[Saved data entries]
◇ ◇ ◇ ◇

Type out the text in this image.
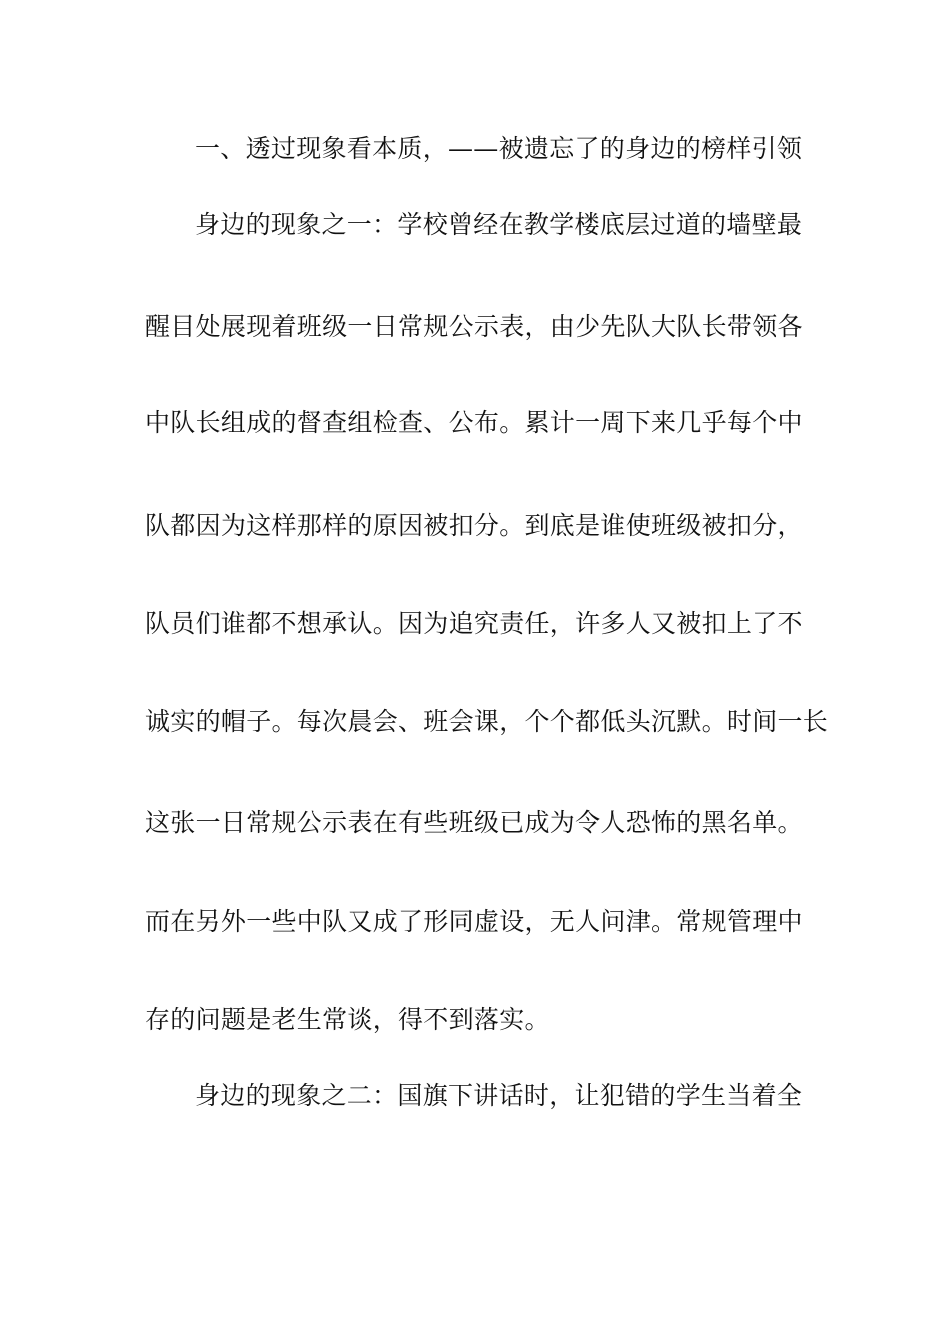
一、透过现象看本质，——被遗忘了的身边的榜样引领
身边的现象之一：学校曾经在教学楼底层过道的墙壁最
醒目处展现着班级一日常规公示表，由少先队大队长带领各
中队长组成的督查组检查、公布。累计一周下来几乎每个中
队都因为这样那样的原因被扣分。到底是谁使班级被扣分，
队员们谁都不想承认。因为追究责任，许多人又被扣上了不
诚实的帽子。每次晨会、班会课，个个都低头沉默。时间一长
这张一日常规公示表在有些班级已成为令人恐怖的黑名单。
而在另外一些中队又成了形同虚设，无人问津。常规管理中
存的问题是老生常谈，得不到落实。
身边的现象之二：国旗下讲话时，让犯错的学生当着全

◇ ◇ ◇ ◇

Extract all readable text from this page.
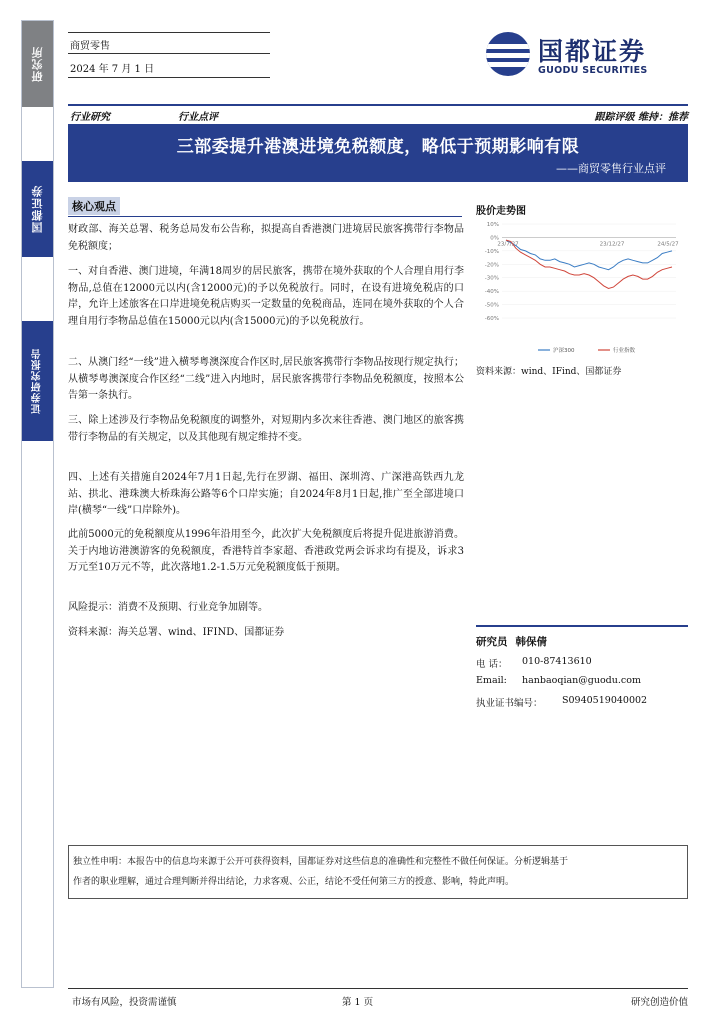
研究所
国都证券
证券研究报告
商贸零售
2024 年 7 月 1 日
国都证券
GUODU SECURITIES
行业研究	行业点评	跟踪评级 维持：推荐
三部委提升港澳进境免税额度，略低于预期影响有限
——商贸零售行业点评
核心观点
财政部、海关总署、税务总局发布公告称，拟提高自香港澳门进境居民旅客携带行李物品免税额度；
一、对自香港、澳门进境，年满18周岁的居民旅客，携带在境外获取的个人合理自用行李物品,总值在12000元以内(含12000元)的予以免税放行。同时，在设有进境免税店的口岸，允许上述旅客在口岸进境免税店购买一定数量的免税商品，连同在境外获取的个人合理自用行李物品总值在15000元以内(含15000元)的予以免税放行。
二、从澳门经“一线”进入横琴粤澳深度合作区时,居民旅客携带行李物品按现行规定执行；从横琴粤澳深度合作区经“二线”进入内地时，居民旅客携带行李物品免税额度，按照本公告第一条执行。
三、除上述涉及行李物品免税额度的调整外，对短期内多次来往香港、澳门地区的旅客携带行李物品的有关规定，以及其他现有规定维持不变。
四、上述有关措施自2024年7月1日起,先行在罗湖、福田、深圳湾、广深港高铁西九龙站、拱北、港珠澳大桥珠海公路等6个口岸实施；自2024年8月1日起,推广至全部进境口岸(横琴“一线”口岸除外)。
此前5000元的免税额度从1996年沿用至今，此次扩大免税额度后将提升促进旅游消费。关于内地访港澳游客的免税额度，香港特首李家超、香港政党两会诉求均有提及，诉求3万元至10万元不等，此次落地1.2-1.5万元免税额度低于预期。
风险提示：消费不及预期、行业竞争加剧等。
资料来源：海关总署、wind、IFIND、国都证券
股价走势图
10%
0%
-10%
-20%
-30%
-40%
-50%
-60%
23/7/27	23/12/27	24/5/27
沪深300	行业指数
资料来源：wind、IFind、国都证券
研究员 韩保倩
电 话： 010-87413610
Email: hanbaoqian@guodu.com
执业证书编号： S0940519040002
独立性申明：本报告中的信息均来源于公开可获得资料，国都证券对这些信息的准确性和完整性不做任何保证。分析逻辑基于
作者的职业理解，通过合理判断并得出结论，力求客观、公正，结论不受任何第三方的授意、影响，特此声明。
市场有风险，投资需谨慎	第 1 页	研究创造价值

◇ ◇ ◇ ◇

GIVEN REQUEST =>
Your task is to gather every line with the word "海关总署" and copy it.

COMPLETED TASK =>
财政部、海关总署、税务总局发布公告称，拟提高自香港澳门进境居民旅客携带行李物品免税额度；
资料来源：海关总署、wind、IFIND、国都证券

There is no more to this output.